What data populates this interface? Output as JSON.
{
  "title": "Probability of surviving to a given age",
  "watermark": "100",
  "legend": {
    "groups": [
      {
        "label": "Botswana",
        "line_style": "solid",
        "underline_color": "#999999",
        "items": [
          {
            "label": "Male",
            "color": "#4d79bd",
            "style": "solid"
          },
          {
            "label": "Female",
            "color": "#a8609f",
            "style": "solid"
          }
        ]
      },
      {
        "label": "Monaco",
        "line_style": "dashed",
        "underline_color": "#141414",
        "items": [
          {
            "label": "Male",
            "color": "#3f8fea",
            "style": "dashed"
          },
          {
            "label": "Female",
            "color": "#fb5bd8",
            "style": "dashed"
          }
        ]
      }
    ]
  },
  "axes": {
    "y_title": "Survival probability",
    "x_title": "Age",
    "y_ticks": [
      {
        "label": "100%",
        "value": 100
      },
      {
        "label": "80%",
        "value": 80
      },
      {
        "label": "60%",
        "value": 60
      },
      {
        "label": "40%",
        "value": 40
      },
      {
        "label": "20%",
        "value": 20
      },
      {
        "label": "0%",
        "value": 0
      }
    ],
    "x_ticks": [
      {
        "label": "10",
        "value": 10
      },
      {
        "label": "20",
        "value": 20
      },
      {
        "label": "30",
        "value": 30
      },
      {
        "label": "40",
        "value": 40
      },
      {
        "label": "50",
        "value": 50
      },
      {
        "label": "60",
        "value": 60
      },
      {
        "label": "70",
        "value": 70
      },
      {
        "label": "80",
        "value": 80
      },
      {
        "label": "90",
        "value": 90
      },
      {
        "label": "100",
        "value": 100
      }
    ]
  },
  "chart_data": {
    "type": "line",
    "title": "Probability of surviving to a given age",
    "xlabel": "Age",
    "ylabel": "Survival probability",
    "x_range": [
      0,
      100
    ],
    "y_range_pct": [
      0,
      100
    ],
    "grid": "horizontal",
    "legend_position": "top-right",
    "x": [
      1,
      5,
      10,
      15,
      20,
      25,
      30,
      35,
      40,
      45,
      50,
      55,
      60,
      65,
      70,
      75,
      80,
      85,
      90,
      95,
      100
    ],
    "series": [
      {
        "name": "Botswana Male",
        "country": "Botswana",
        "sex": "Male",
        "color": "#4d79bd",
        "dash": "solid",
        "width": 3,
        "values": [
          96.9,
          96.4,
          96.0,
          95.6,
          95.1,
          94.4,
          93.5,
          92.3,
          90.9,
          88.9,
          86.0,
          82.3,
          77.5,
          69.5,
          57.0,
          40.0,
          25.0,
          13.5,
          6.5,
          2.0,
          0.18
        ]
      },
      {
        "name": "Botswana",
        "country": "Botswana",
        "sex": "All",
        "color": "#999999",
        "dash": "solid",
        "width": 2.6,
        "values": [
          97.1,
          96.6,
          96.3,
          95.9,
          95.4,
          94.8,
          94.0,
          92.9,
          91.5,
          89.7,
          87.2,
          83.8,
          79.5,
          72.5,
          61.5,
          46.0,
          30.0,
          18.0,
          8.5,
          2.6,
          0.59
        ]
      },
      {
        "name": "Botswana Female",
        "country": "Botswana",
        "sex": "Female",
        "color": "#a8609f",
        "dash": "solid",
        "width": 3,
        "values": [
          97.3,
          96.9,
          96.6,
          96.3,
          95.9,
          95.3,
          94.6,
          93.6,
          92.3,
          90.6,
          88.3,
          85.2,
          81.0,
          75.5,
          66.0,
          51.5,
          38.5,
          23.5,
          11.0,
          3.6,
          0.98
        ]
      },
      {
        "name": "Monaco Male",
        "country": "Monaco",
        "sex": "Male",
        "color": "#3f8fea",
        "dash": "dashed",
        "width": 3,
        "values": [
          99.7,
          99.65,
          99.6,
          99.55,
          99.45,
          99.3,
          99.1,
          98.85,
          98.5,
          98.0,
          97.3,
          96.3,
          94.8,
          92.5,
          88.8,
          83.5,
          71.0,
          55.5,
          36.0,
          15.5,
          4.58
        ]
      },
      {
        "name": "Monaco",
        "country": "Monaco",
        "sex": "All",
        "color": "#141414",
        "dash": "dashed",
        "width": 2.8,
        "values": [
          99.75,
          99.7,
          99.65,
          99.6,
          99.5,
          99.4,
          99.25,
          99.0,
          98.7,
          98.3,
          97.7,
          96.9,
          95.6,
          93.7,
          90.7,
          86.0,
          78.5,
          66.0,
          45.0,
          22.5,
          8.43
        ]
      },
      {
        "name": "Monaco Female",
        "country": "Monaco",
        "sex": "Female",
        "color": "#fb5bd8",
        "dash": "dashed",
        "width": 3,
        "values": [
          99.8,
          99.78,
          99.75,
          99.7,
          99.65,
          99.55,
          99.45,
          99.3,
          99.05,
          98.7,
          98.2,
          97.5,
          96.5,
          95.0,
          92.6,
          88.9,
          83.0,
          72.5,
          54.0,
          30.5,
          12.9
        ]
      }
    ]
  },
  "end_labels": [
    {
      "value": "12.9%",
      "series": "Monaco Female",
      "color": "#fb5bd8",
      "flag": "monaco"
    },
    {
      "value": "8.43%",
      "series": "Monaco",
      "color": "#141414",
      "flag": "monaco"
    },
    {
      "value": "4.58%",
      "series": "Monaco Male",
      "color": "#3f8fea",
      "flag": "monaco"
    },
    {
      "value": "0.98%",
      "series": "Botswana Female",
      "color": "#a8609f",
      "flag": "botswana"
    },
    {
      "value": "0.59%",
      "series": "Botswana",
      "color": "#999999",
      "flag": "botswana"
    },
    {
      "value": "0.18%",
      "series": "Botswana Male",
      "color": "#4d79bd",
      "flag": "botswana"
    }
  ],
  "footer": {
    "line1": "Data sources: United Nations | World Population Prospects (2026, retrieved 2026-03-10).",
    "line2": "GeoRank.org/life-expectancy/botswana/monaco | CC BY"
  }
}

□ □ □ □ □

Look through the data above. Copy every line with the string "name" in it.

        "name": "Botswana Male",
        "name": "Botswana",
        "name": "Botswana Female",
        "name": "Monaco Male",
        "name": "Monaco",
        "name": "Monaco Female",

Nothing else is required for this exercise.